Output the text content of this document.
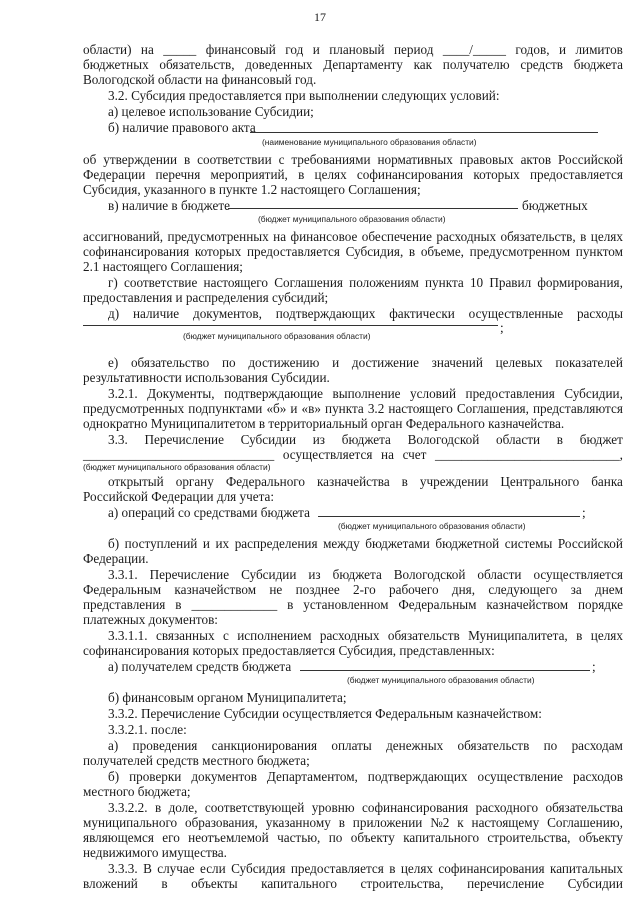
17
области) на _____ финансовый год и плановый период ____/_____ годов, и лимитов
бюджетных обязательств, доведенных Департаменту как получателю средств бюджета
Вологодской области на финансовый год.
3.2. Субсидия предоставляется при выполнении следующих условий:
а) целевое использование Субсидии;
б) наличие правового акта
об утверждении в соответствии с требованиями нормативных правовых актов Российской
Федерации перечня мероприятий, в целях софинансирования которых предоставляется
Субсидия, указанного в пункте 1.2 настоящего Соглашения;
в) наличие в бюджете
ассигнований, предусмотренных на финансовое обеспечение расходных обязательств, в целях
софинансирования которых предоставляется Субсидия, в объеме, предусмотренном пунктом
2.1 настоящего Соглашения;
г) соответствие настоящего Соглашения положениям пункта 10 Правил формирования,
предоставления и распределения субсидий;
д) наличие документов, подтверждающих фактически осуществленные расходы
е) обязательство по достижению и достижение значений целевых показателей
результативности использования Субсидии.
3.2.1. Документы, подтверждающие выполнение условий предоставления Субсидии,
предусмотренных подпунктами «б» и «в» пункта 3.2 настоящего Соглашения, представляются
однократно Муниципалитетом в территориальный орган Федерального казначейства.
3.3. Перечисление Субсидии из бюджета Вологодской области в бюджет
_____________________________ осуществляется на счет ____________________________,
открытый органу Федерального казначейства в учреждении Центрального банка
Российской Федерации для учета:
а) операций со средствами бюджета
б) поступлений и их распределения между бюджетами бюджетной системы Российской
Федерации.
3.3.1. Перечисление Субсидии из бюджета Вологодской области осуществляется
Федеральным казначейством не позднее 2-го рабочего дня, следующего за днем
представления в _____________ в установленном Федеральным казначейством порядке
платежных документов:
3.3.1.1. связанных с исполнением расходных обязательств Муниципалитета, в целях
софинансирования которых предоставляется Субсидия, представленных:
а) получателем средств бюджета
б) финансовым органом Муниципалитета;
3.3.2. Перечисление Субсидии осуществляется Федеральным казначейством:
3.3.2.1. после:
а) проведения санкционирования оплаты денежных обязательств по расходам
получателей средств местного бюджета;
б) проверки документов Департаментом, подтверждающих осуществление расходов
местного бюджета;
3.3.2.2. в доле, соответствующей уровню софинансирования расходного обязательства
муниципального образования, указанному в приложении №2 к настоящему Соглашению,
являющемся его неотъемлемой частью, по объекту капитального строительства, объекту
недвижимого имущества.
3.3.3. В случае если Субсидия предоставляется в целях софинансирования капитальных
вложений в объекты капитального строительства, перечисление Субсидии
(наименование муниципального образования области)
(бюджет муниципального образования области)
(бюджет муниципального образования области)
(бюджет муниципального образования области)
(бюджет муниципального образования области)
(бюджет муниципального образования области)
бюджетных
;
;
;
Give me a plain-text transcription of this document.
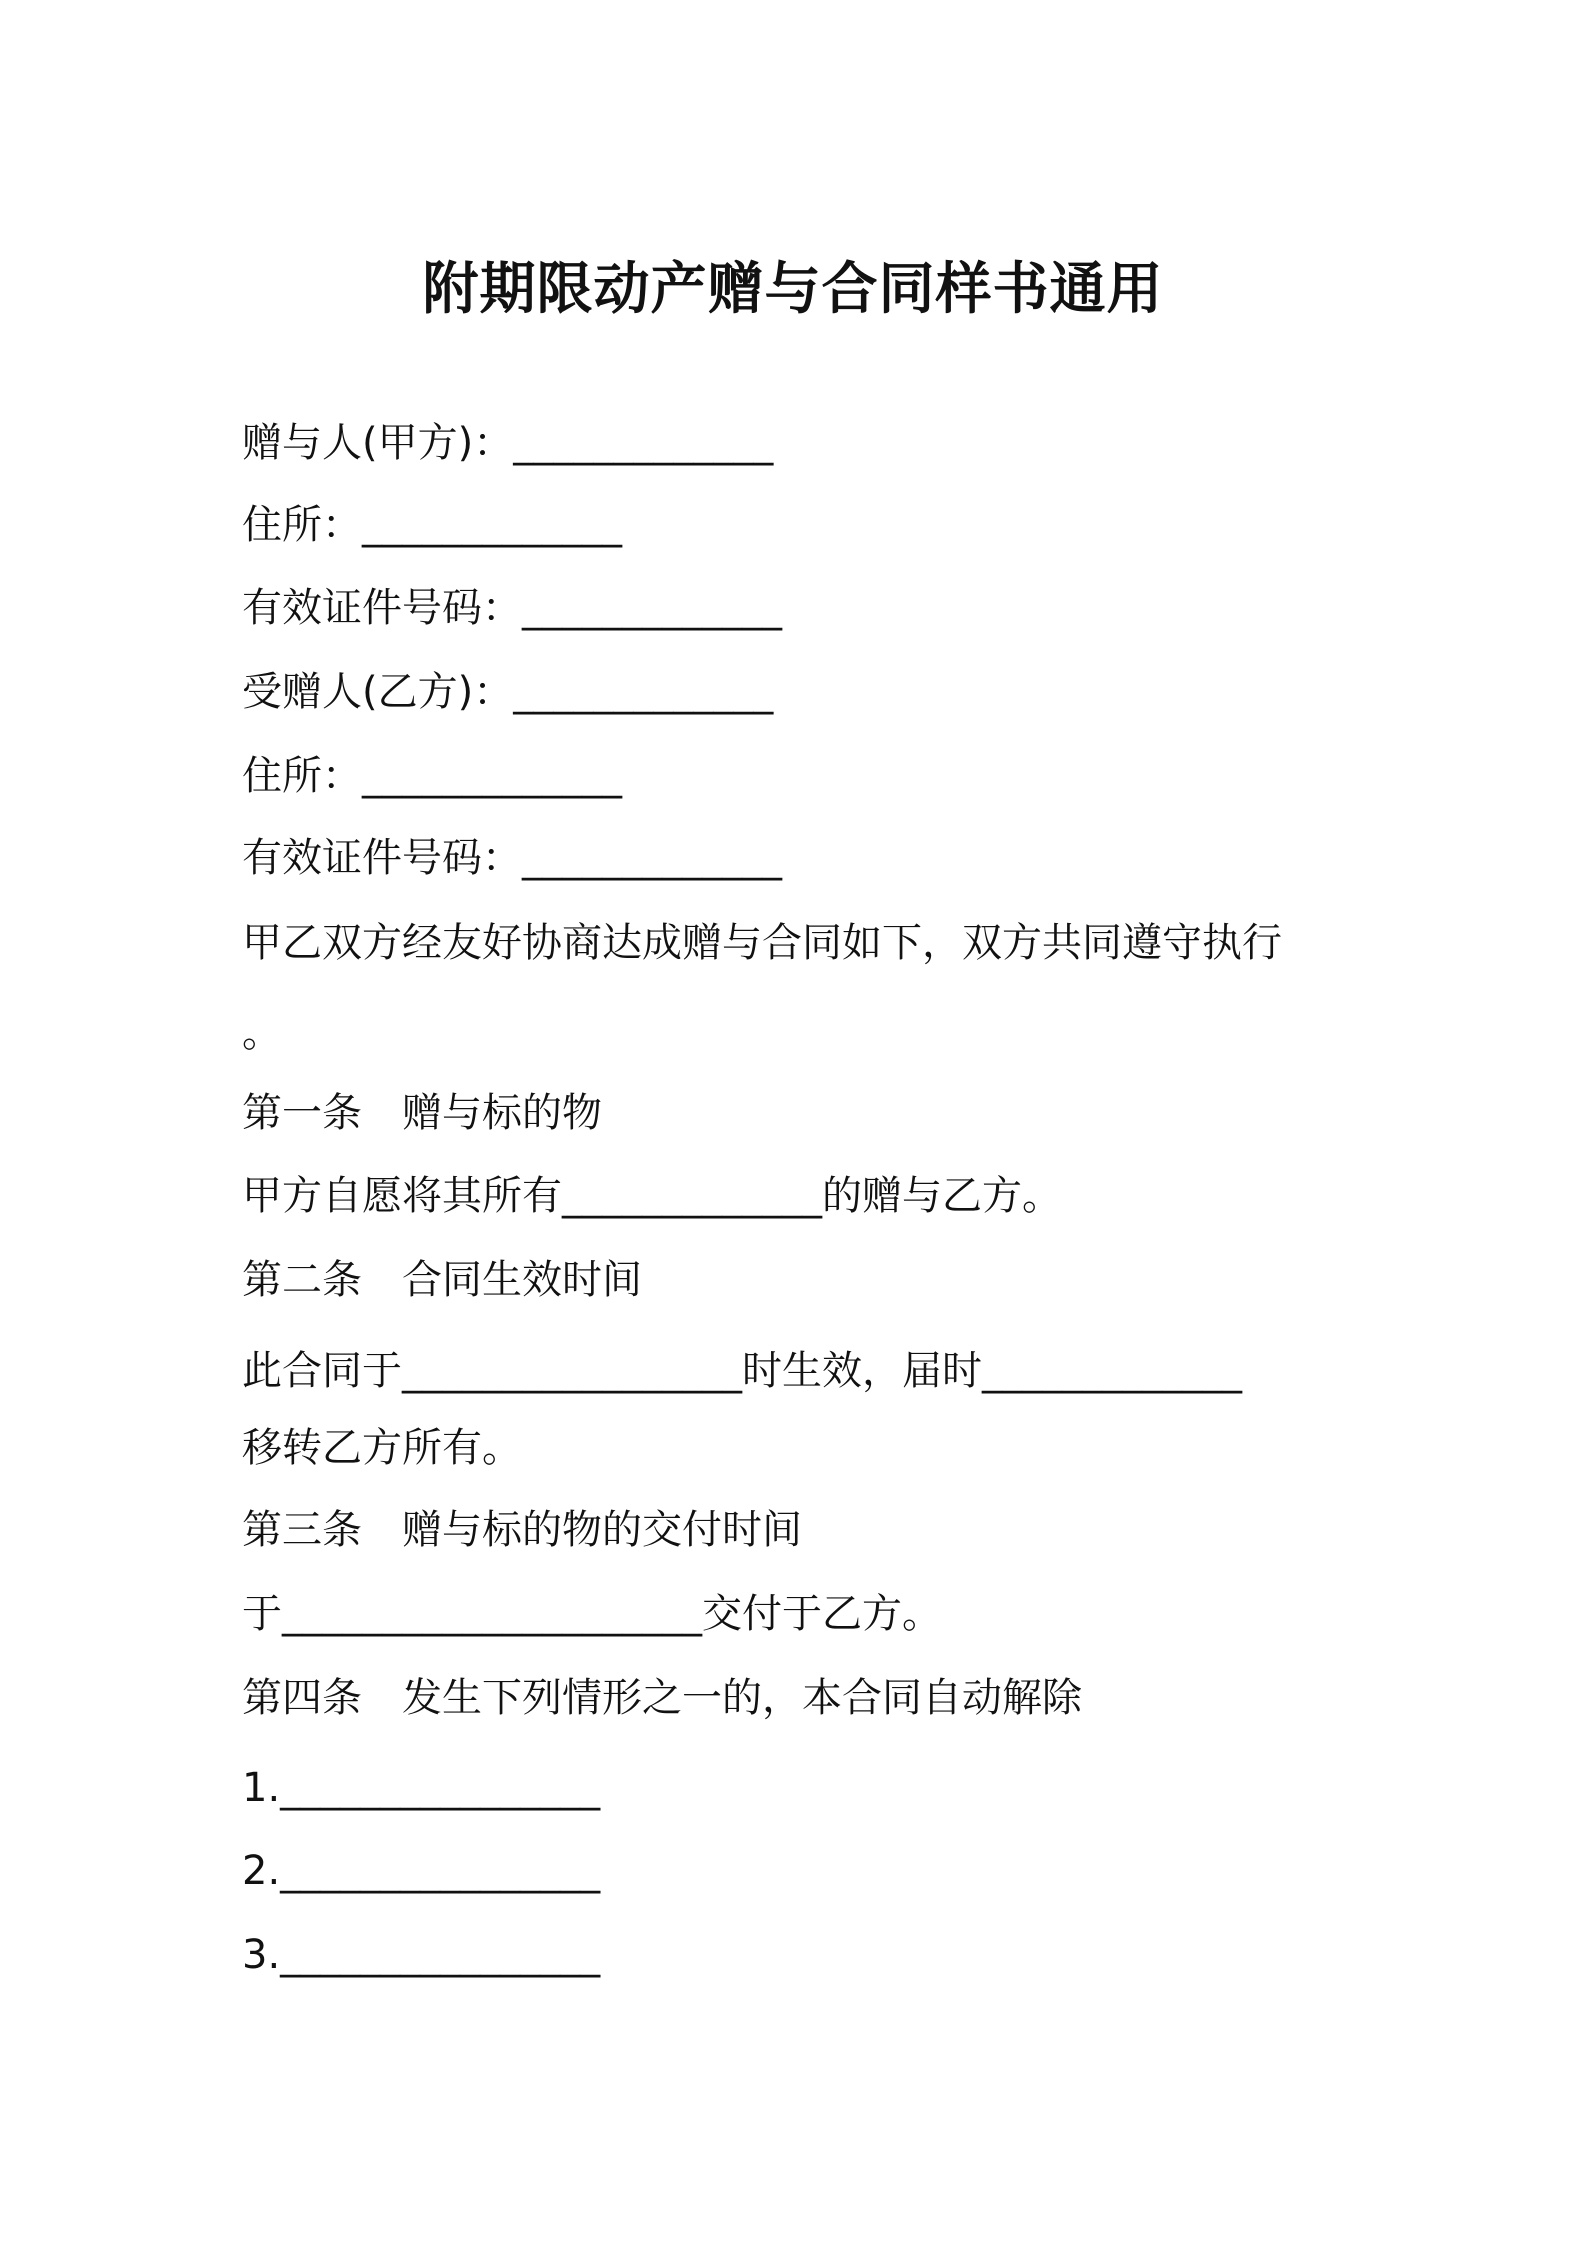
附期限动产赠与合同样书通用
赠与人(甲方)：_____________
住所：_____________
有效证件号码：_____________
受赠人(乙方)：_____________
住所：_____________
有效证件号码：_____________
甲乙双方经友好协商达成赠与合同如下，双方共同遵守执行
。
第一条　赠与标的物
甲方自愿将其所有_____________的赠与乙方。
第二条　合同生效时间
此合同于_________________时生效，届时_____________
移转乙方所有。
第三条　赠与标的物的交付时间
于_____________________交付于乙方。
第四条　发生下列情形之一的，本合同自动解除
1.________________
2.________________
3.________________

- - -

Print out the material word for word, omitting the pictures.

Output the text content of this document.
17
области) на _____ финансовый год и плановый период ____/_____ годов, и лимитов
бюджетных обязательств, доведенных Департаменту как получателю средств бюджета
Вологодской области на финансовый год.
3.2. Субсидия предоставляется при выполнении следующих условий:
а) целевое использование Субсидии;
б) наличие правового акта
об утверждении в соответствии с требованиями нормативных правовых актов Российской
Федерации перечня мероприятий, в целях софинансирования которых предоставляется
Субсидия, указанного в пункте 1.2 настоящего Соглашения;
в) наличие в бюджете
ассигнований, предусмотренных на финансовое обеспечение расходных обязательств, в целях
софинансирования которых предоставляется Субсидия, в объеме, предусмотренном пунктом
2.1 настоящего Соглашения;
г) соответствие настоящего Соглашения положениям пункта 10 Правил формирования,
предоставления и распределения субсидий;
д) наличие документов, подтверждающих фактически осуществленные расходы
е) обязательство по достижению и достижение значений целевых показателей
результативности использования Субсидии.
3.2.1. Документы, подтверждающие выполнение условий предоставления Субсидии,
предусмотренных подпунктами «б» и «в» пункта 3.2 настоящего Соглашения, представляются
однократно Муниципалитетом в территориальный орган Федерального казначейства.
3.3. Перечисление Субсидии из бюджета Вологодской области в бюджет
_____________________________ осуществляется на счет ____________________________,
открытый органу Федерального казначейства в учреждении Центрального банка
Российской Федерации для учета:
а) операций со средствами бюджета
б) поступлений и их распределения между бюджетами бюджетной системы Российской
Федерации.
3.3.1. Перечисление Субсидии из бюджета Вологодской области осуществляется
Федеральным казначейством не позднее 2-го рабочего дня, следующего за днем
представления в _____________ в установленном Федеральным казначейством порядке
платежных документов:
3.3.1.1. связанных с исполнением расходных обязательств Муниципалитета, в целях
софинансирования которых предоставляется Субсидия, представленных:
а) получателем средств бюджета
б) финансовым органом Муниципалитета;
3.3.2. Перечисление Субсидии осуществляется Федеральным казначейством:
3.3.2.1. после:
а) проведения санкционирования оплаты денежных обязательств по расходам
получателей средств местного бюджета;
б) проверки документов Департаментом, подтверждающих осуществление расходов
местного бюджета;
3.3.2.2. в доле, соответствующей уровню софинансирования расходного обязательства
муниципального образования, указанному в приложении №2 к настоящему Соглашению,
являющемся его неотъемлемой частью, по объекту капитального строительства, объекту
недвижимого имущества.
3.3.3. В случае если Субсидия предоставляется в целях софинансирования капитальных
вложений в объекты капитального строительства, перечисление Субсидии
(наименование муниципального образования области)
(бюджет муниципального образования области)
(бюджет муниципального образования области)
(бюджет муниципального образования области)
(бюджет муниципального образования области)
(бюджет муниципального образования области)
бюджетных
;
;
;
Give me a plain-text transcription of this document.
附期限动产赠与合同样书通用
赠与人(甲方)：_____________
住所：_____________
有效证件号码：_____________
受赠人(乙方)：_____________
住所：_____________
有效证件号码：_____________
甲乙双方经友好协商达成赠与合同如下，双方共同遵守执行
。
第一条　赠与标的物
甲方自愿将其所有_____________的赠与乙方。
第二条　合同生效时间
此合同于_________________时生效，届时_____________
移转乙方所有。
第三条　赠与标的物的交付时间
于_____________________交付于乙方。
第四条　发生下列情形之一的，本合同自动解除
1.________________
2.________________
3.________________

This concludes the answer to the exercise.